■ **Directions for this task**: Present the following data again exactly as it is shown.
........
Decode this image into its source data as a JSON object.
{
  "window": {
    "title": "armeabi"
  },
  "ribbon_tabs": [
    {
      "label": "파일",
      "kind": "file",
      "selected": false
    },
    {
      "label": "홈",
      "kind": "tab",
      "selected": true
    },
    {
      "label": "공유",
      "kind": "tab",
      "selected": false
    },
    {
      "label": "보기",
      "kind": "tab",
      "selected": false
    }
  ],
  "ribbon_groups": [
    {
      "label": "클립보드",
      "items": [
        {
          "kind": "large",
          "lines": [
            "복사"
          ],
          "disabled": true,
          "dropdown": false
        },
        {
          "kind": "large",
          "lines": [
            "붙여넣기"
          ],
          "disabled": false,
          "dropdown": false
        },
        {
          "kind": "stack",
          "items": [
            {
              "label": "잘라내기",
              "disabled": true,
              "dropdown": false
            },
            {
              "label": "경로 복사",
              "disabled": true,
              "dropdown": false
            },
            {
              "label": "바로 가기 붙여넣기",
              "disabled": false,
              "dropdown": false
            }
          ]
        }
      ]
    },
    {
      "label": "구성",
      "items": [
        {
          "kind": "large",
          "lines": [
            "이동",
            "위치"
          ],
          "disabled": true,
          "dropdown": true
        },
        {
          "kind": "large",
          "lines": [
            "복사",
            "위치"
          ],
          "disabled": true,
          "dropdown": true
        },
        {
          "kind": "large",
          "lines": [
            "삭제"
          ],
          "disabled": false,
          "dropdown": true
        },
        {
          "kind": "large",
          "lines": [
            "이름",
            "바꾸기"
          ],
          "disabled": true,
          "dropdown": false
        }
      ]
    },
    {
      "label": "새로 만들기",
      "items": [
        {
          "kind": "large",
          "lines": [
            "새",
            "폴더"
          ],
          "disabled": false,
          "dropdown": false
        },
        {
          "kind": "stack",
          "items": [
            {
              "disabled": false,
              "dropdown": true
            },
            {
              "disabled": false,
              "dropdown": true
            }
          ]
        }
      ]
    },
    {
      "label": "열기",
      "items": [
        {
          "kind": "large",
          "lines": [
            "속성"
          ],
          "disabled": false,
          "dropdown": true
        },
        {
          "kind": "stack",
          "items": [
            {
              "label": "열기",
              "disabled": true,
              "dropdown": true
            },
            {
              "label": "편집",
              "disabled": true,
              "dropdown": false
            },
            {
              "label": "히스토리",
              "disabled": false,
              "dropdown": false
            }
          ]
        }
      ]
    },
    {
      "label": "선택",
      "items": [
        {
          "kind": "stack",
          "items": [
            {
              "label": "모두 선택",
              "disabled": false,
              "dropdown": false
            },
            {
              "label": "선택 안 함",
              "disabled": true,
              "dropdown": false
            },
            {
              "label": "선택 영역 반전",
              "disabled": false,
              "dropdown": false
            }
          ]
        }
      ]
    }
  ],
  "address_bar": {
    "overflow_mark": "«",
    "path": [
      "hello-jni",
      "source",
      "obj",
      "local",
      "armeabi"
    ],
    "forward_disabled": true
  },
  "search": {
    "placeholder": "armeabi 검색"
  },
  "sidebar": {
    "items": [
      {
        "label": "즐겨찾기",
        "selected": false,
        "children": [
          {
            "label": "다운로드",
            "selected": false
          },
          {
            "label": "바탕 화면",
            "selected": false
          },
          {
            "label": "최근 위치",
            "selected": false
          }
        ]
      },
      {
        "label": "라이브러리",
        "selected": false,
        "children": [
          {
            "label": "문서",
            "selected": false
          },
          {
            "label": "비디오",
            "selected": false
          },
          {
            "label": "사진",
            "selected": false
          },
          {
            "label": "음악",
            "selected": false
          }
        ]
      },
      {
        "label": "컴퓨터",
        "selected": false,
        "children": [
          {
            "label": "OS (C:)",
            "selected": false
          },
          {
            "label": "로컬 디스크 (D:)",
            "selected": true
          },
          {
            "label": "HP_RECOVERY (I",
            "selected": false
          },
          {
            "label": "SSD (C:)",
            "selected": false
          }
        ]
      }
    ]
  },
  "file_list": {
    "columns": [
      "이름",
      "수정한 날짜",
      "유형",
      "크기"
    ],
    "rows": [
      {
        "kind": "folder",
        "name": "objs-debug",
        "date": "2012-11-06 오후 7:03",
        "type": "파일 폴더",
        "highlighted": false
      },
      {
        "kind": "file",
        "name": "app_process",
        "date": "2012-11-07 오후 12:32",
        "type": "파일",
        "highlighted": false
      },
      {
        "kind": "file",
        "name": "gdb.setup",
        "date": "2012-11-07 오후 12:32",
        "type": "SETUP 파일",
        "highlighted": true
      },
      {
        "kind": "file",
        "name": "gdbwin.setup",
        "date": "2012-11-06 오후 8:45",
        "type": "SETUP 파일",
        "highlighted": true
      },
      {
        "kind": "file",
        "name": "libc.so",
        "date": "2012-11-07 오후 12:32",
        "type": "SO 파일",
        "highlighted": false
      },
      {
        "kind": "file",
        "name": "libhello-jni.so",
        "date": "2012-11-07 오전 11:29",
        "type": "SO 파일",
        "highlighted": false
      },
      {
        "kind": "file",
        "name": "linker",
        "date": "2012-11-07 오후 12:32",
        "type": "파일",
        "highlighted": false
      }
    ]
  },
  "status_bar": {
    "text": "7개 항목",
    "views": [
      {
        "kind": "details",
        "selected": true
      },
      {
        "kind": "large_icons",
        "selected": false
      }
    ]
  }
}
........
■ **Exercise answer**:
Decode this image into its source data as a JSON object.
{
  "window": {
    "title": "armeabi"
  },
  "ribbon_tabs": [
    {
      "label": "파일",
      "kind": "file",
      "selected": false
    },
    {
      "label": "홈",
      "kind": "tab",
      "selected": true
    },
    {
      "label": "공유",
      "kind": "tab",
      "selected": false
    },
    {
      "label": "보기",
      "kind": "tab",
      "selected": false
    }
  ],
  "ribbon_groups": [
    {
      "label": "클립보드",
      "items": [
        {
          "kind": "large",
          "lines": [
            "복사"
          ],
          "disabled": true,
          "dropdown": false
        },
        {
          "kind": "large",
          "lines": [
            "붙여넣기"
          ],
          "disabled": false,
          "dropdown": false
        },
        {
          "kind": "stack",
          "items": [
            {
              "label": "잘라내기",
              "disabled": true,
              "dropdown": false
            },
            {
              "label": "경로 복사",
              "disabled": true,
              "dropdown": false
            },
            {
              "label": "바로 가기 붙여넣기",
              "disabled": false,
              "dropdown": false
            }
          ]
        }
      ]
    },
    {
      "label": "구성",
      "items": [
        {
          "kind": "large",
          "lines": [
            "이동",
            "위치"
          ],
          "disabled": true,
          "dropdown": true
        },
        {
          "kind": "large",
          "lines": [
            "복사",
            "위치"
          ],
          "disabled": true,
          "dropdown": true
        },
        {
          "kind": "large",
          "lines": [
            "삭제"
          ],
          "disabled": false,
          "dropdown": true
        },
        {
          "kind": "large",
          "lines": [
            "이름",
            "바꾸기"
          ],
          "disabled": true,
          "dropdown": false
        }
      ]
    },
    {
      "label": "새로 만들기",
      "items": [
        {
          "kind": "large",
          "lines": [
            "새",
            "폴더"
          ],
          "disabled": false,
          "dropdown": false
        },
        {
          "kind": "stack",
          "items": [
            {
              "disabled": false,
              "dropdown": true
            },
            {
              "disabled": false,
              "dropdown": true
            }
          ]
        }
      ]
    },
    {
      "label": "열기",
      "items": [
        {
          "kind": "large",
          "lines": [
            "속성"
          ],
          "disabled": false,
          "dropdown": true
        },
        {
          "kind": "stack",
          "items": [
            {
              "label": "열기",
              "disabled": true,
              "dropdown": true
            },
            {
              "label": "편집",
              "disabled": true,
              "dropdown": false
            },
            {
              "label": "히스토리",
              "disabled": false,
              "dropdown": false
            }
          ]
        }
      ]
    },
    {
      "label": "선택",
      "items": [
        {
          "kind": "stack",
          "items": [
            {
              "label": "모두 선택",
              "disabled": false,
              "dropdown": false
            },
            {
              "label": "선택 안 함",
              "disabled": true,
              "dropdown": false
            },
            {
              "label": "선택 영역 반전",
              "disabled": false,
              "dropdown": false
            }
          ]
        }
      ]
    }
  ],
  "address_bar": {
    "overflow_mark": "«",
    "path": [
      "hello-jni",
      "source",
      "obj",
      "local",
      "armeabi"
    ],
    "forward_disabled": true
  },
  "search": {
    "placeholder": "armeabi 검색"
  },
  "sidebar": {
    "items": [
      {
        "label": "즐겨찾기",
        "selected": false,
        "children": [
          {
            "label": "다운로드",
            "selected": false
          },
          {
            "label": "바탕 화면",
            "selected": false
          },
          {
            "label": "최근 위치",
            "selected": false
          }
        ]
      },
      {
        "label": "라이브러리",
        "selected": false,
        "children": [
          {
            "label": "문서",
            "selected": false
          },
          {
            "label": "비디오",
            "selected": false
          },
          {
            "label": "사진",
            "selected": false
          },
          {
            "label": "음악",
            "selected": false
          }
        ]
      },
      {
        "label": "컴퓨터",
        "selected": false,
        "children": [
          {
            "label": "OS (C:)",
            "selected": false
          },
          {
            "label": "로컬 디스크 (D:)",
            "selected": true
          },
          {
            "label": "HP_RECOVERY (I",
            "selected": false
          },
          {
            "label": "SSD (C:)",
            "selected": false
          }
        ]
      }
    ]
  },
  "file_list": {
    "columns": [
      "이름",
      "수정한 날짜",
      "유형",
      "크기"
    ],
    "rows": [
      {
        "kind": "folder",
        "name": "objs-debug",
        "date": "2012-11-06 오후 7:03",
        "type": "파일 폴더",
        "highlighted": false
      },
      {
        "kind": "file",
        "name": "app_process",
        "date": "2012-11-07 오후 12:32",
        "type": "파일",
        "highlighted": false
      },
      {
        "kind": "file",
        "name": "gdb.setup",
        "date": "2012-11-07 오후 12:32",
        "type": "SETUP 파일",
        "highlighted": true
      },
      {
        "kind": "file",
        "name": "gdbwin.setup",
        "date": "2012-11-06 오후 8:45",
        "type": "SETUP 파일",
        "highlighted": true
      },
      {
        "kind": "file",
        "name": "libc.so",
        "date": "2012-11-07 오후 12:32",
        "type": "SO 파일",
        "highlighted": false
      },
      {
        "kind": "file",
        "name": "libhello-jni.so",
        "date": "2012-11-07 오전 11:29",
        "type": "SO 파일",
        "highlighted": false
      },
      {
        "kind": "file",
        "name": "linker",
        "date": "2012-11-07 오후 12:32",
        "type": "파일",
        "highlighted": false
      }
    ]
  },
  "status_bar": {
    "text": "7개 항목",
    "views": [
      {
        "kind": "details",
        "selected": true
      },
      {
        "kind": "large_icons",
        "selected": false
      }
    ]
  }
}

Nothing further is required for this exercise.